Reproduce each record exactly.

· · · · · · ·

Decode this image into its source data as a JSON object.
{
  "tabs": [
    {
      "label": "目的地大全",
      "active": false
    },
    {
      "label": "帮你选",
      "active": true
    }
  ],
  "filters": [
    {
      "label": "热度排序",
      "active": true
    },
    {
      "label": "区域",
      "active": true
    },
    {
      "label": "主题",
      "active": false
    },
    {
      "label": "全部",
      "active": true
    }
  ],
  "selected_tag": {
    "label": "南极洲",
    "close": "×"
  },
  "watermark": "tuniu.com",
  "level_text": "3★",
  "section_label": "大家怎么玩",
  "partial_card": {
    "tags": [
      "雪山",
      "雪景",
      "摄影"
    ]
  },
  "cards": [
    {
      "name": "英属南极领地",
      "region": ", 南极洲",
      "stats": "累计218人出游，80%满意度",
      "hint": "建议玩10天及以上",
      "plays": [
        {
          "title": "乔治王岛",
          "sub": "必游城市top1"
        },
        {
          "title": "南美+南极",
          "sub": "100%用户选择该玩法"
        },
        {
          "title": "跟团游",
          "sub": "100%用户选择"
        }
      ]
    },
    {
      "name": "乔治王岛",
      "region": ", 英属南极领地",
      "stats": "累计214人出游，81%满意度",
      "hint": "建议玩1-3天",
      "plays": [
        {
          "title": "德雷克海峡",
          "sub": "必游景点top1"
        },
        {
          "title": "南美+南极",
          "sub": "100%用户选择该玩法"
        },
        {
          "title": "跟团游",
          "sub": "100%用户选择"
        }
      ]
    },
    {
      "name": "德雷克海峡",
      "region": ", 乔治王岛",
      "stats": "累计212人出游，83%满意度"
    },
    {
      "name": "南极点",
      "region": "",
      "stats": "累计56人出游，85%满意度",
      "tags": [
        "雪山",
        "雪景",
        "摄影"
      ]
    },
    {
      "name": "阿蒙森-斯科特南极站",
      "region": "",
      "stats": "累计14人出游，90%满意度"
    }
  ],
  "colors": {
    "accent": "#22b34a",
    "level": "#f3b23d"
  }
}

· · · · · · ·

# RESULT FOR THIS EXERCISE:
Decode this image into its source data as a JSON object.
{
  "tabs": [
    {
      "label": "目的地大全",
      "active": false
    },
    {
      "label": "帮你选",
      "active": true
    }
  ],
  "filters": [
    {
      "label": "热度排序",
      "active": true
    },
    {
      "label": "区域",
      "active": true
    },
    {
      "label": "主题",
      "active": false
    },
    {
      "label": "全部",
      "active": true
    }
  ],
  "selected_tag": {
    "label": "南极洲",
    "close": "×"
  },
  "watermark": "tuniu.com",
  "level_text": "3★",
  "section_label": "大家怎么玩",
  "partial_card": {
    "tags": [
      "雪山",
      "雪景",
      "摄影"
    ]
  },
  "cards": [
    {
      "name": "英属南极领地",
      "region": ", 南极洲",
      "stats": "累计218人出游，80%满意度",
      "hint": "建议玩10天及以上",
      "plays": [
        {
          "title": "乔治王岛",
          "sub": "必游城市top1"
        },
        {
          "title": "南美+南极",
          "sub": "100%用户选择该玩法"
        },
        {
          "title": "跟团游",
          "sub": "100%用户选择"
        }
      ]
    },
    {
      "name": "乔治王岛",
      "region": ", 英属南极领地",
      "stats": "累计214人出游，81%满意度",
      "hint": "建议玩1-3天",
      "plays": [
        {
          "title": "德雷克海峡",
          "sub": "必游景点top1"
        },
        {
          "title": "南美+南极",
          "sub": "100%用户选择该玩法"
        },
        {
          "title": "跟团游",
          "sub": "100%用户选择"
        }
      ]
    },
    {
      "name": "德雷克海峡",
      "region": ", 乔治王岛",
      "stats": "累计212人出游，83%满意度"
    },
    {
      "name": "南极点",
      "region": "",
      "stats": "累计56人出游，85%满意度",
      "tags": [
        "雪山",
        "雪景",
        "摄影"
      ]
    },
    {
      "name": "阿蒙森-斯科特南极站",
      "region": "",
      "stats": "累计14人出游，90%满意度"
    }
  ],
  "colors": {
    "accent": "#22b34a",
    "level": "#f3b23d"
  }
}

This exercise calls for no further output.